### What is expected
All of the data must be printed exactly; please include every line.

• • • • •

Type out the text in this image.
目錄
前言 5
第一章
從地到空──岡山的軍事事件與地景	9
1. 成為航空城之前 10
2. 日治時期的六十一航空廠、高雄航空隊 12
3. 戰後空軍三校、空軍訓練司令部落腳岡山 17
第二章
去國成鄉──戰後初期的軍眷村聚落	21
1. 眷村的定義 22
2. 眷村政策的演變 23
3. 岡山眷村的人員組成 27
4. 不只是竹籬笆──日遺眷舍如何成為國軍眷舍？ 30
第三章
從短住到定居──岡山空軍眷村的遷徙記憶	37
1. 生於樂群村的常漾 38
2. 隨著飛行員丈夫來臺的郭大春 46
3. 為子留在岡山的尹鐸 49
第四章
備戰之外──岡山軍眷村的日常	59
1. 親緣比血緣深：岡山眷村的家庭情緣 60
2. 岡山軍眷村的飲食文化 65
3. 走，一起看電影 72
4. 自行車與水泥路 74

• • • • •

### The reply
Type out the text in this image.
目錄
前言 5
第一章
從地到空──岡山的軍事事件與地景	9
1. 成為航空城之前 10
2. 日治時期的六十一航空廠、高雄航空隊 12
3. 戰後空軍三校、空軍訓練司令部落腳岡山 17
第二章
去國成鄉──戰後初期的軍眷村聚落	21
1. 眷村的定義 22
2. 眷村政策的演變 23
3. 岡山眷村的人員組成 27
4. 不只是竹籬笆──日遺眷舍如何成為國軍眷舍？ 30
第三章
從短住到定居──岡山空軍眷村的遷徙記憶	37
1. 生於樂群村的常漾 38
2. 隨著飛行員丈夫來臺的郭大春 46
3. 為子留在岡山的尹鐸 49
第四章
備戰之外──岡山軍眷村的日常	59
1. 親緣比血緣深：岡山眷村的家庭情緣 60
2. 岡山軍眷村的飲食文化 65
3. 走，一起看電影 72
4. 自行車與水泥路 74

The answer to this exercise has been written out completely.